# Task:
Read the lines below and count those that have the word "name". Respond with the number only.

--- BEGIN ---

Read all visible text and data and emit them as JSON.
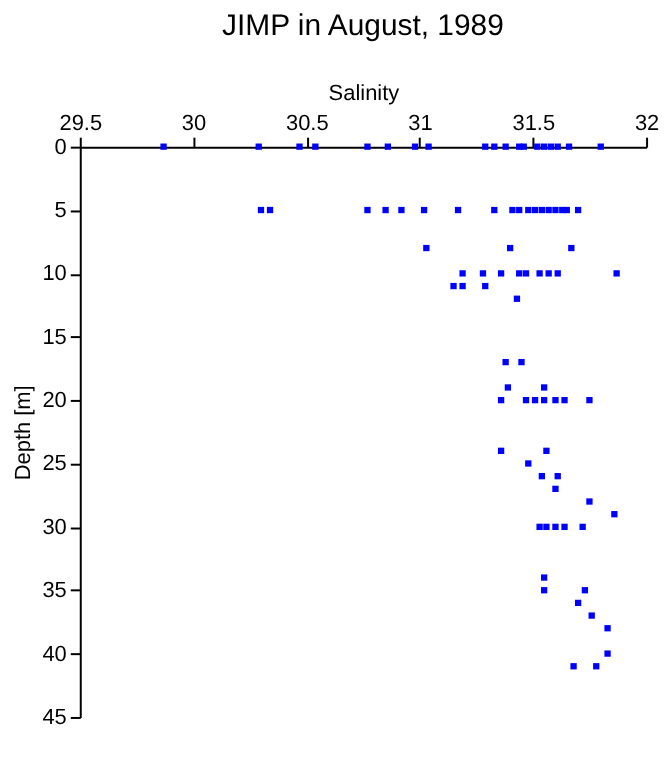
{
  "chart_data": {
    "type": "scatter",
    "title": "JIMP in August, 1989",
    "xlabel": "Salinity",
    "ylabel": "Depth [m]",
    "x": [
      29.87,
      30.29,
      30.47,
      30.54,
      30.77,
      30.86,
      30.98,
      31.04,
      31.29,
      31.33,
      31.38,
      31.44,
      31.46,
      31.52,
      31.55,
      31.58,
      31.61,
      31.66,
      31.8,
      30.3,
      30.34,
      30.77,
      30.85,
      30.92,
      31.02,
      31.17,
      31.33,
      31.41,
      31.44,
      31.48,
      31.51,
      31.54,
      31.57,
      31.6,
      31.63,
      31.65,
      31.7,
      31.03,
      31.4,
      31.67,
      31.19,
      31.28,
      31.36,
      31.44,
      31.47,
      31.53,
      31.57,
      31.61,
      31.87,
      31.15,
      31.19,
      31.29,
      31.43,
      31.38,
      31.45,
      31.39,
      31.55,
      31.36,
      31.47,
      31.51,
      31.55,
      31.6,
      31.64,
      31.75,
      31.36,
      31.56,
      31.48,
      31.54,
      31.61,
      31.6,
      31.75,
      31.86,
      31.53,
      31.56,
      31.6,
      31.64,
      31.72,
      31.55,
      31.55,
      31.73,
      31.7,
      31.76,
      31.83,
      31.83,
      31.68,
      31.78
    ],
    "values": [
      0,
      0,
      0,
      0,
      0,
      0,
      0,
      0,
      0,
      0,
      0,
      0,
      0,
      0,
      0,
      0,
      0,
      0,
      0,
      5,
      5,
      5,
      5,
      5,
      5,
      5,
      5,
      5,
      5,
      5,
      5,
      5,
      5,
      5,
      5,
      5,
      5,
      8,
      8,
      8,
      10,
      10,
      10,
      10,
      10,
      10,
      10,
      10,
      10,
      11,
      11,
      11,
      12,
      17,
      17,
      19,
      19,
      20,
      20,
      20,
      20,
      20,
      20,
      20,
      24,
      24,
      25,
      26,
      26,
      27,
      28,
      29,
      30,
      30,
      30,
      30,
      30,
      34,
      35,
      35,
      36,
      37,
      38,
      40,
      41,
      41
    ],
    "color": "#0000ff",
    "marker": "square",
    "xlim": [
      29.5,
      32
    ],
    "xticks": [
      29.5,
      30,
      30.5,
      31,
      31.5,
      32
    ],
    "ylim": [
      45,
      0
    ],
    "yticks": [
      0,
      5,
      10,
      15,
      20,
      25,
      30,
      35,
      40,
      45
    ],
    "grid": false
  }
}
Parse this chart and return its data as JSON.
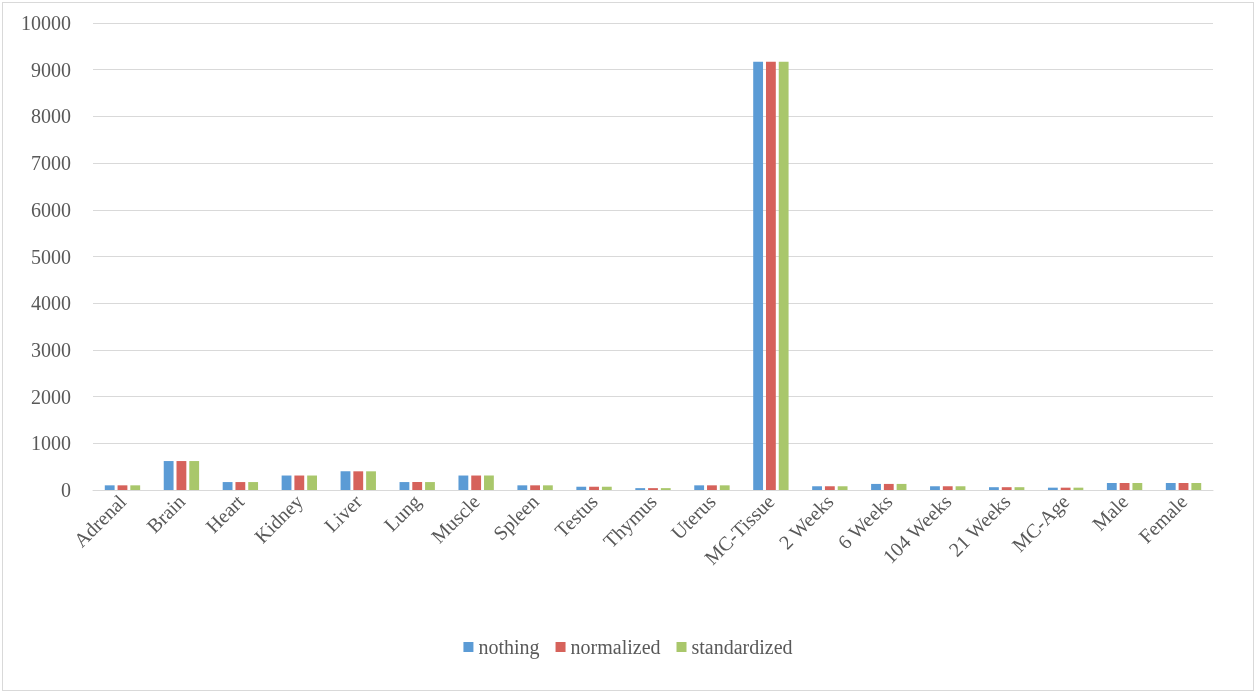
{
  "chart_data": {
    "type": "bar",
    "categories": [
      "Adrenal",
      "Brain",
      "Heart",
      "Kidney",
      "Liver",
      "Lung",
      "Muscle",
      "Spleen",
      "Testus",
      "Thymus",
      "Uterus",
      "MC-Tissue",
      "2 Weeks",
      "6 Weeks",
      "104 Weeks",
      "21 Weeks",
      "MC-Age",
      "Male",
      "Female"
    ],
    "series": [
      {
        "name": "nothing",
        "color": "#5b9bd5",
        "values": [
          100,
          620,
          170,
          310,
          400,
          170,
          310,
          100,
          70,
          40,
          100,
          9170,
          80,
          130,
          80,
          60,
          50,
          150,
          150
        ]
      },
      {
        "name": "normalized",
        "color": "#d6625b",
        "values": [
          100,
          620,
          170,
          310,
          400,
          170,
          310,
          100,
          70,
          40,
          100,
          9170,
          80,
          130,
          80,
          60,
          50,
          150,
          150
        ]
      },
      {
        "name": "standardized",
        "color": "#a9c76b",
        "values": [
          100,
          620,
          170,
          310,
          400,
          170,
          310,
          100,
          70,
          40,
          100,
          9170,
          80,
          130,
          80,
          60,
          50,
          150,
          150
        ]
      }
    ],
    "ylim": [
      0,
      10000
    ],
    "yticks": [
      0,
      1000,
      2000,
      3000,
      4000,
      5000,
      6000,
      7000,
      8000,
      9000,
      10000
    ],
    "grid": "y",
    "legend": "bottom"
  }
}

--- END ---

# Solution:
3